* **Task to carry out**: Return every record below exactly as written, but leave out the pictures.

# START OF Raw data

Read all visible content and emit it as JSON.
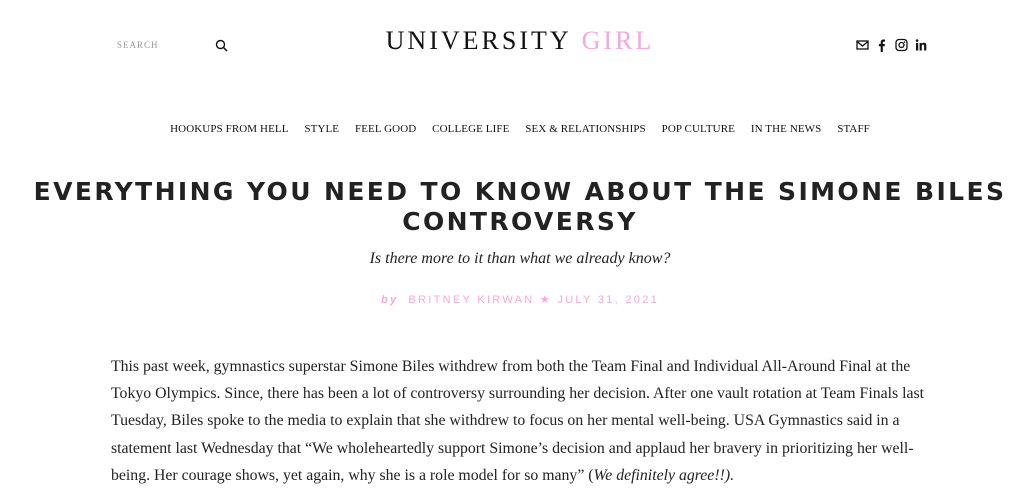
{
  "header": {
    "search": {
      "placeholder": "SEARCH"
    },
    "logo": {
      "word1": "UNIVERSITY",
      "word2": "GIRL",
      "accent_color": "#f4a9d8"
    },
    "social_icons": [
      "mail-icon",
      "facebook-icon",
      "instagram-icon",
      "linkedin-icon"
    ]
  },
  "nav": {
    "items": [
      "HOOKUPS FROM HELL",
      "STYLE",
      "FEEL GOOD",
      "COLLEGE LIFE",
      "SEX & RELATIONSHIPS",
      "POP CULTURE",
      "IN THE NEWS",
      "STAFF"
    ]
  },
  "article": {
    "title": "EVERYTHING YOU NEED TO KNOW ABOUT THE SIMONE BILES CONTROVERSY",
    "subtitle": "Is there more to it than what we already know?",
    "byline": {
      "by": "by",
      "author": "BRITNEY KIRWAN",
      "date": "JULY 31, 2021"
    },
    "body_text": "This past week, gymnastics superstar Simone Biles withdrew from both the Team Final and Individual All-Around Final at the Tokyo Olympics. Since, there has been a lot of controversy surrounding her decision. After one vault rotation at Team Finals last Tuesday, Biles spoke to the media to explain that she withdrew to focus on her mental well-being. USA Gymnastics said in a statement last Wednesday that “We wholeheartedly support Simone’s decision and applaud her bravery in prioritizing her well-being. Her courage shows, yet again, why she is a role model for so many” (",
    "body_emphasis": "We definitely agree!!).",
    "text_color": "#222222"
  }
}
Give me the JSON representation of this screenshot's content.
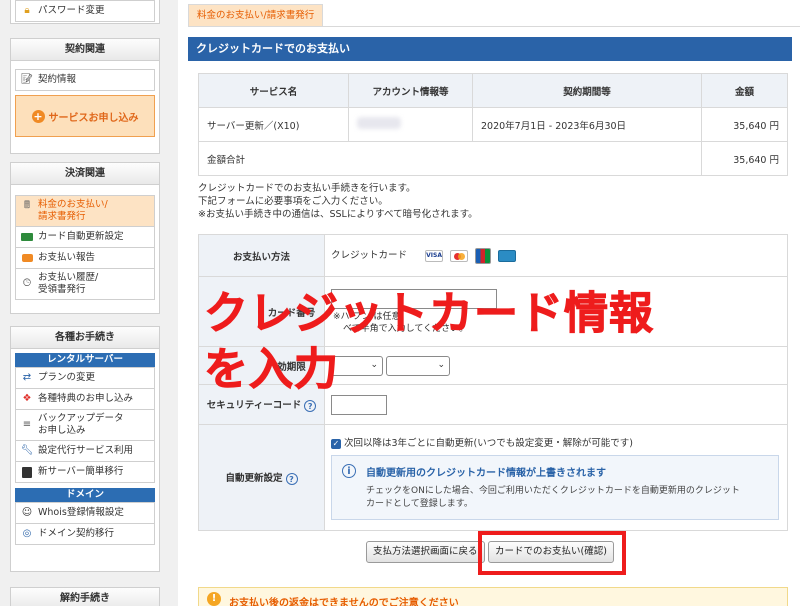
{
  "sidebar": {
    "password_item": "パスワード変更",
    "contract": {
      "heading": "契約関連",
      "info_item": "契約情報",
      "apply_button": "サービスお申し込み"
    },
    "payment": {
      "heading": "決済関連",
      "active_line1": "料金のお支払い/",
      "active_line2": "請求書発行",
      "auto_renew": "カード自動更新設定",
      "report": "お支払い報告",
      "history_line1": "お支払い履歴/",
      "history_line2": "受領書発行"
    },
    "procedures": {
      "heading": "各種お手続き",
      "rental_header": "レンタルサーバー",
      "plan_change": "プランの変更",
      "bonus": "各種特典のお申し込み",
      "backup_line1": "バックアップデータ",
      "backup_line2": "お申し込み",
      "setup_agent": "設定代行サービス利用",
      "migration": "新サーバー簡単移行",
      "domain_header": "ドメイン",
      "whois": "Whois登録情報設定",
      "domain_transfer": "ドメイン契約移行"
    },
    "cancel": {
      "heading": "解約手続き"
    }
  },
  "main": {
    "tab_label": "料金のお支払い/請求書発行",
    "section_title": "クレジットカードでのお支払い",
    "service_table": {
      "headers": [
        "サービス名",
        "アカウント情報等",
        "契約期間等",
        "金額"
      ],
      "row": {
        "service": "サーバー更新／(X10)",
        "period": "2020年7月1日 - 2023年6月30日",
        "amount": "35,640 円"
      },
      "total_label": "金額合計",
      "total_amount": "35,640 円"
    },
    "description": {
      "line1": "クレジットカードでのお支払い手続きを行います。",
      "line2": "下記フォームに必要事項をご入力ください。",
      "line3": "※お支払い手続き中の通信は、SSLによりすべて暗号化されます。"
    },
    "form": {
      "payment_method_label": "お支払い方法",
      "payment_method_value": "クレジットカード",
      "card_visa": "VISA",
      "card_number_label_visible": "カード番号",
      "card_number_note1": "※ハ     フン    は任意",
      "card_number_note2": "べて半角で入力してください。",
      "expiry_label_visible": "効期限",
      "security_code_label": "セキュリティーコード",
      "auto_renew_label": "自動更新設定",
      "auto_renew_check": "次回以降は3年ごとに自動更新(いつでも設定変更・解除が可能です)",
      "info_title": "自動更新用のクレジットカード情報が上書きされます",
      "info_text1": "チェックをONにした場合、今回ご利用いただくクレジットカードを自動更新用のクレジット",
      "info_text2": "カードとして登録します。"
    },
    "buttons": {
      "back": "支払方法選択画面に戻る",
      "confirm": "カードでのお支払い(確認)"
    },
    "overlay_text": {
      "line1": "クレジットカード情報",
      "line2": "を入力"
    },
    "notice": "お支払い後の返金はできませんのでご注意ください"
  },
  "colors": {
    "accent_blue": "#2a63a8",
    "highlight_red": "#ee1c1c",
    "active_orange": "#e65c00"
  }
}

# END OF Raw data

* **Written answer**:
Read all visible content and emit it as JSON.
{
  "header": {
    "search": {
      "placeholder": "SEARCH"
    },
    "logo": {
      "word1": "UNIVERSITY",
      "word2": "GIRL",
      "accent_color": "#f4a9d8"
    },
    "social_icons": [
      "mail-icon",
      "facebook-icon",
      "instagram-icon",
      "linkedin-icon"
    ]
  },
  "nav": {
    "items": [
      "HOOKUPS FROM HELL",
      "STYLE",
      "FEEL GOOD",
      "COLLEGE LIFE",
      "SEX & RELATIONSHIPS",
      "POP CULTURE",
      "IN THE NEWS",
      "STAFF"
    ]
  },
  "article": {
    "title": "EVERYTHING YOU NEED TO KNOW ABOUT THE SIMONE BILES CONTROVERSY",
    "subtitle": "Is there more to it than what we already know?",
    "byline": {
      "by": "by",
      "author": "BRITNEY KIRWAN",
      "date": "JULY 31, 2021"
    },
    "body_text": "This past week, gymnastics superstar Simone Biles withdrew from both the Team Final and Individual All-Around Final at the Tokyo Olympics. Since, there has been a lot of controversy surrounding her decision. After one vault rotation at Team Finals last Tuesday, Biles spoke to the media to explain that she withdrew to focus on her mental well-being. USA Gymnastics said in a statement last Wednesday that “We wholeheartedly support Simone’s decision and applaud her bravery in prioritizing her well-being. Her courage shows, yet again, why she is a role model for so many” (",
    "body_emphasis": "We definitely agree!!).",
    "text_color": "#222222"
  }
}
Give me the JSON representation of this screenshot's content.
{
  "sidebar": {
    "password_item": "パスワード変更",
    "contract": {
      "heading": "契約関連",
      "info_item": "契約情報",
      "apply_button": "サービスお申し込み"
    },
    "payment": {
      "heading": "決済関連",
      "active_line1": "料金のお支払い/",
      "active_line2": "請求書発行",
      "auto_renew": "カード自動更新設定",
      "report": "お支払い報告",
      "history_line1": "お支払い履歴/",
      "history_line2": "受領書発行"
    },
    "procedures": {
      "heading": "各種お手続き",
      "rental_header": "レンタルサーバー",
      "plan_change": "プランの変更",
      "bonus": "各種特典のお申し込み",
      "backup_line1": "バックアップデータ",
      "backup_line2": "お申し込み",
      "setup_agent": "設定代行サービス利用",
      "migration": "新サーバー簡単移行",
      "domain_header": "ドメイン",
      "whois": "Whois登録情報設定",
      "domain_transfer": "ドメイン契約移行"
    },
    "cancel": {
      "heading": "解約手続き"
    }
  },
  "main": {
    "tab_label": "料金のお支払い/請求書発行",
    "section_title": "クレジットカードでのお支払い",
    "service_table": {
      "headers": [
        "サービス名",
        "アカウント情報等",
        "契約期間等",
        "金額"
      ],
      "row": {
        "service": "サーバー更新／(X10)",
        "period": "2020年7月1日 - 2023年6月30日",
        "amount": "35,640 円"
      },
      "total_label": "金額合計",
      "total_amount": "35,640 円"
    },
    "description": {
      "line1": "クレジットカードでのお支払い手続きを行います。",
      "line2": "下記フォームに必要事項をご入力ください。",
      "line3": "※お支払い手続き中の通信は、SSLによりすべて暗号化されます。"
    },
    "form": {
      "payment_method_label": "お支払い方法",
      "payment_method_value": "クレジットカード",
      "card_visa": "VISA",
      "card_number_label_visible": "カード番号",
      "card_number_note1": "※ハ     フン    は任意",
      "card_number_note2": "べて半角で入力してください。",
      "expiry_label_visible": "効期限",
      "security_code_label": "セキュリティーコード",
      "auto_renew_label": "自動更新設定",
      "auto_renew_check": "次回以降は3年ごとに自動更新(いつでも設定変更・解除が可能です)",
      "info_title": "自動更新用のクレジットカード情報が上書きされます",
      "info_text1": "チェックをONにした場合、今回ご利用いただくクレジットカードを自動更新用のクレジット",
      "info_text2": "カードとして登録します。"
    },
    "buttons": {
      "back": "支払方法選択画面に戻る",
      "confirm": "カードでのお支払い(確認)"
    },
    "overlay_text": {
      "line1": "クレジットカード情報",
      "line2": "を入力"
    },
    "notice": "お支払い後の返金はできませんのでご注意ください"
  },
  "colors": {
    "accent_blue": "#2a63a8",
    "highlight_red": "#ee1c1c",
    "active_orange": "#e65c00"
  }
}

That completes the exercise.